Stated exercise →
Pictures stay out of your copy, but everything else in the records below must be repeated exactly.

Start of Material shown

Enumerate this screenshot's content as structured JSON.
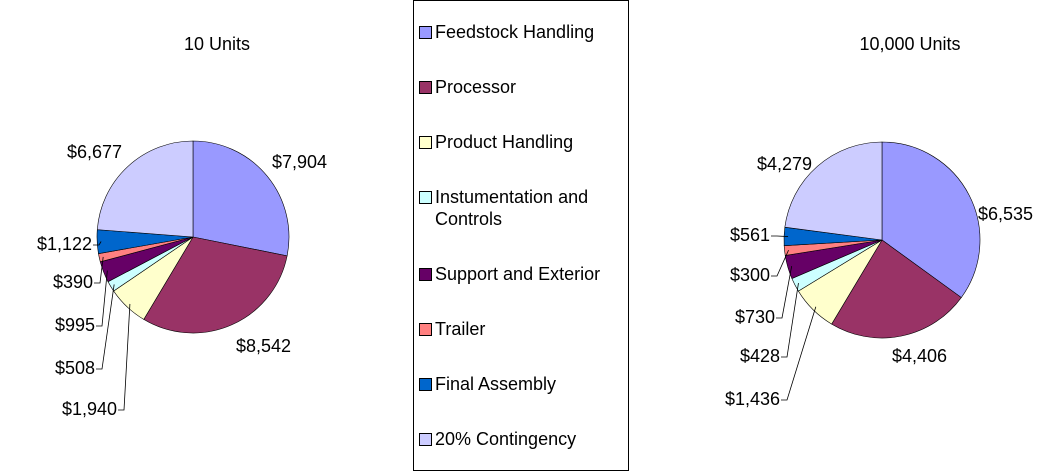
{
  "chart_data": {
    "type": "pie",
    "categories": [
      "Feedstock Handling",
      "Processor",
      "Product Handling",
      "Instumentation and Controls",
      "Support and Exterior",
      "Trailer",
      "Final Assembly",
      "20% Contingency"
    ],
    "colors": [
      "#9999ff",
      "#993366",
      "#ffffcc",
      "#ccffff",
      "#660066",
      "#ff8080",
      "#0066cc",
      "#ccccff"
    ],
    "series": [
      {
        "name": "10 Units",
        "values": [
          7904,
          8542,
          1940,
          508,
          995,
          390,
          1122,
          6677
        ],
        "value_labels": [
          "$7,904",
          "$8,542",
          "$1,940",
          "$508",
          "$995",
          "$390",
          "$1,122",
          "$6,677"
        ]
      },
      {
        "name": "10,000 Units",
        "values": [
          6535,
          4406,
          1436,
          428,
          730,
          300,
          561,
          4279
        ],
        "value_labels": [
          "$6,535",
          "$4,406",
          "$1,436",
          "$428",
          "$730",
          "$300",
          "$561",
          "$4,279"
        ]
      }
    ]
  }
}
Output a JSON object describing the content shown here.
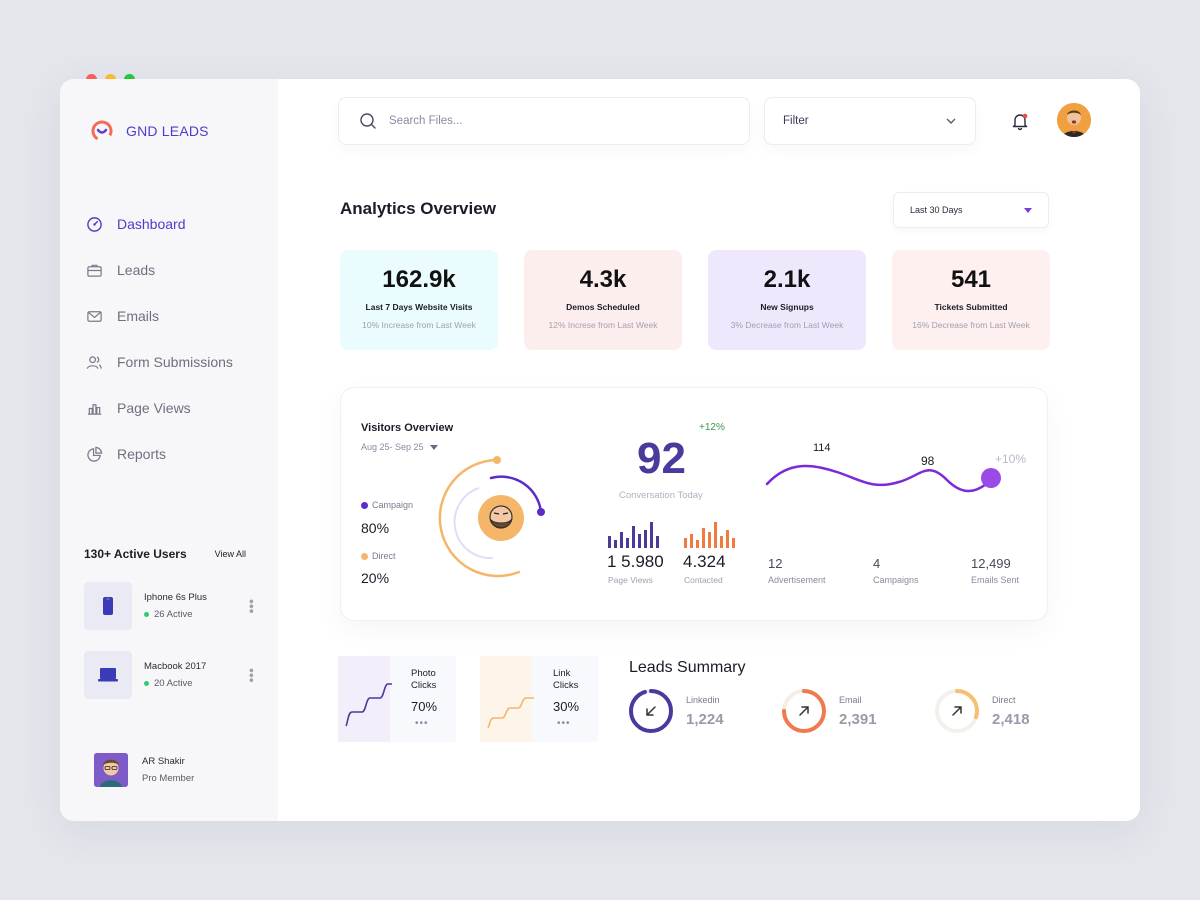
{
  "app": {
    "name": "GND LEADS"
  },
  "sidebar": {
    "items": [
      {
        "label": "Dashboard",
        "icon": "gauge-icon",
        "active": true
      },
      {
        "label": "Leads",
        "icon": "briefcase-icon",
        "active": false
      },
      {
        "label": "Emails",
        "icon": "mail-icon",
        "active": false
      },
      {
        "label": "Form Submissions",
        "icon": "users-icon",
        "active": false
      },
      {
        "label": "Page Views",
        "icon": "bar-chart-icon",
        "active": false
      },
      {
        "label": "Reports",
        "icon": "pie-chart-icon",
        "active": false
      }
    ],
    "active_users": {
      "title": "130+ Active Users",
      "view_all": "View All",
      "devices": [
        {
          "name": "Iphone 6s Plus",
          "active": "26 Active",
          "icon": "phone-icon"
        },
        {
          "name": "Macbook 2017",
          "active": "20 Active",
          "icon": "laptop-icon"
        }
      ]
    },
    "profile": {
      "name": "AR Shakir",
      "role": "Pro Member"
    }
  },
  "header": {
    "search_placeholder": "Search Files...",
    "filter_label": "Filter"
  },
  "overview": {
    "title": "Analytics Overview",
    "range": "Last 30 Days",
    "stats": [
      {
        "value": "162.9k",
        "label": "Last 7 Days Website Visits",
        "sub": "10% Increase from Last Week",
        "bg": "#eafcfd"
      },
      {
        "value": "4.3k",
        "label": "Demos Scheduled",
        "sub": "12% Increse from Last Week",
        "bg": "#fdeeee"
      },
      {
        "value": "2.1k",
        "label": "New Signups",
        "sub": "3% Decrease from Last Week",
        "bg": "#efe8fd"
      },
      {
        "value": "541",
        "label": "Tickets Submitted",
        "sub": "16% Decrease from Last Week",
        "bg": "#fdf0ee"
      }
    ]
  },
  "visitors": {
    "title": "Visitors Overview",
    "date_range": "Aug 25- Sep 25",
    "campaign_label": "Campaign",
    "campaign_pct": "80%",
    "direct_label": "Direct",
    "direct_pct": "20%",
    "campaign_color": "#5b2cc9",
    "direct_color": "#f5b66a",
    "conversation_value": "92",
    "conversation_change": "+12%",
    "conversation_label": "Conversation Today",
    "page_views_value": "1 5.980",
    "page_views_label": "Page Views",
    "contacted_value": "4.324",
    "contacted_label": "Contacted",
    "wave_peak": "114",
    "wave_mid": "98",
    "wave_change": "+10%",
    "advertisement_value": "12",
    "advertisement_label": "Advertisement",
    "campaigns_value": "4",
    "campaigns_label": "Campaigns",
    "emails_value": "12,499",
    "emails_label": "Emails Sent"
  },
  "clicks": [
    {
      "label_1": "Photo",
      "label_2": "Clicks",
      "pct": "70%",
      "color": "#5b2cc9",
      "bg": "#f2effa"
    },
    {
      "label_1": "Link",
      "label_2": "Clicks",
      "pct": "30%",
      "color": "#f5b66a",
      "bg": "#fdf4ea"
    }
  ],
  "leads_summary": {
    "title": "Leads Summary",
    "items": [
      {
        "label": "Linkedin",
        "value": "1,224",
        "color": "#4b3a9c",
        "icon": "arrow-down-left-icon",
        "fraction": 0.95
      },
      {
        "label": "Email",
        "value": "2,391",
        "color": "#f07a50",
        "icon": "arrow-up-right-icon",
        "fraction": 0.75
      },
      {
        "label": "Direct",
        "value": "2,418",
        "color": "#f5c070",
        "icon": "arrow-up-right-icon",
        "fraction": 0.3
      }
    ]
  }
}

End of Material shown

Task answer →
Enumerate this screenshot's content as structured JSON.
{
  "chart_data": {
    "type": "pie",
    "categories": [
      "Feedstock Handling",
      "Processor",
      "Product Handling",
      "Instumentation and Controls",
      "Support and Exterior",
      "Trailer",
      "Final Assembly",
      "20% Contingency"
    ],
    "colors": [
      "#9999ff",
      "#993366",
      "#ffffcc",
      "#ccffff",
      "#660066",
      "#ff8080",
      "#0066cc",
      "#ccccff"
    ],
    "series": [
      {
        "name": "10 Units",
        "values": [
          7904,
          8542,
          1940,
          508,
          995,
          390,
          1122,
          6677
        ],
        "value_labels": [
          "$7,904",
          "$8,542",
          "$1,940",
          "$508",
          "$995",
          "$390",
          "$1,122",
          "$6,677"
        ]
      },
      {
        "name": "10,000 Units",
        "values": [
          6535,
          4406,
          1436,
          428,
          730,
          300,
          561,
          4279
        ],
        "value_labels": [
          "$6,535",
          "$4,406",
          "$1,436",
          "$428",
          "$730",
          "$300",
          "$561",
          "$4,279"
        ]
      }
    ]
  }
}
Output a JSON object describing the content shown here.
{
  "app": {
    "name": "GND LEADS"
  },
  "sidebar": {
    "items": [
      {
        "label": "Dashboard",
        "icon": "gauge-icon",
        "active": true
      },
      {
        "label": "Leads",
        "icon": "briefcase-icon",
        "active": false
      },
      {
        "label": "Emails",
        "icon": "mail-icon",
        "active": false
      },
      {
        "label": "Form Submissions",
        "icon": "users-icon",
        "active": false
      },
      {
        "label": "Page Views",
        "icon": "bar-chart-icon",
        "active": false
      },
      {
        "label": "Reports",
        "icon": "pie-chart-icon",
        "active": false
      }
    ],
    "active_users": {
      "title": "130+ Active Users",
      "view_all": "View All",
      "devices": [
        {
          "name": "Iphone 6s Plus",
          "active": "26 Active",
          "icon": "phone-icon"
        },
        {
          "name": "Macbook 2017",
          "active": "20 Active",
          "icon": "laptop-icon"
        }
      ]
    },
    "profile": {
      "name": "AR Shakir",
      "role": "Pro Member"
    }
  },
  "header": {
    "search_placeholder": "Search Files...",
    "filter_label": "Filter"
  },
  "overview": {
    "title": "Analytics Overview",
    "range": "Last 30 Days",
    "stats": [
      {
        "value": "162.9k",
        "label": "Last 7 Days Website Visits",
        "sub": "10% Increase from Last Week",
        "bg": "#eafcfd"
      },
      {
        "value": "4.3k",
        "label": "Demos Scheduled",
        "sub": "12% Increse from Last Week",
        "bg": "#fdeeee"
      },
      {
        "value": "2.1k",
        "label": "New Signups",
        "sub": "3% Decrease from Last Week",
        "bg": "#efe8fd"
      },
      {
        "value": "541",
        "label": "Tickets Submitted",
        "sub": "16% Decrease from Last Week",
        "bg": "#fdf0ee"
      }
    ]
  },
  "visitors": {
    "title": "Visitors Overview",
    "date_range": "Aug 25- Sep 25",
    "campaign_label": "Campaign",
    "campaign_pct": "80%",
    "direct_label": "Direct",
    "direct_pct": "20%",
    "campaign_color": "#5b2cc9",
    "direct_color": "#f5b66a",
    "conversation_value": "92",
    "conversation_change": "+12%",
    "conversation_label": "Conversation Today",
    "page_views_value": "1 5.980",
    "page_views_label": "Page Views",
    "contacted_value": "4.324",
    "contacted_label": "Contacted",
    "wave_peak": "114",
    "wave_mid": "98",
    "wave_change": "+10%",
    "advertisement_value": "12",
    "advertisement_label": "Advertisement",
    "campaigns_value": "4",
    "campaigns_label": "Campaigns",
    "emails_value": "12,499",
    "emails_label": "Emails Sent"
  },
  "clicks": [
    {
      "label_1": "Photo",
      "label_2": "Clicks",
      "pct": "70%",
      "color": "#5b2cc9",
      "bg": "#f2effa"
    },
    {
      "label_1": "Link",
      "label_2": "Clicks",
      "pct": "30%",
      "color": "#f5b66a",
      "bg": "#fdf4ea"
    }
  ],
  "leads_summary": {
    "title": "Leads Summary",
    "items": [
      {
        "label": "Linkedin",
        "value": "1,224",
        "color": "#4b3a9c",
        "icon": "arrow-down-left-icon",
        "fraction": 0.95
      },
      {
        "label": "Email",
        "value": "2,391",
        "color": "#f07a50",
        "icon": "arrow-up-right-icon",
        "fraction": 0.75
      },
      {
        "label": "Direct",
        "value": "2,418",
        "color": "#f5c070",
        "icon": "arrow-up-right-icon",
        "fraction": 0.3
      }
    ]
  }
}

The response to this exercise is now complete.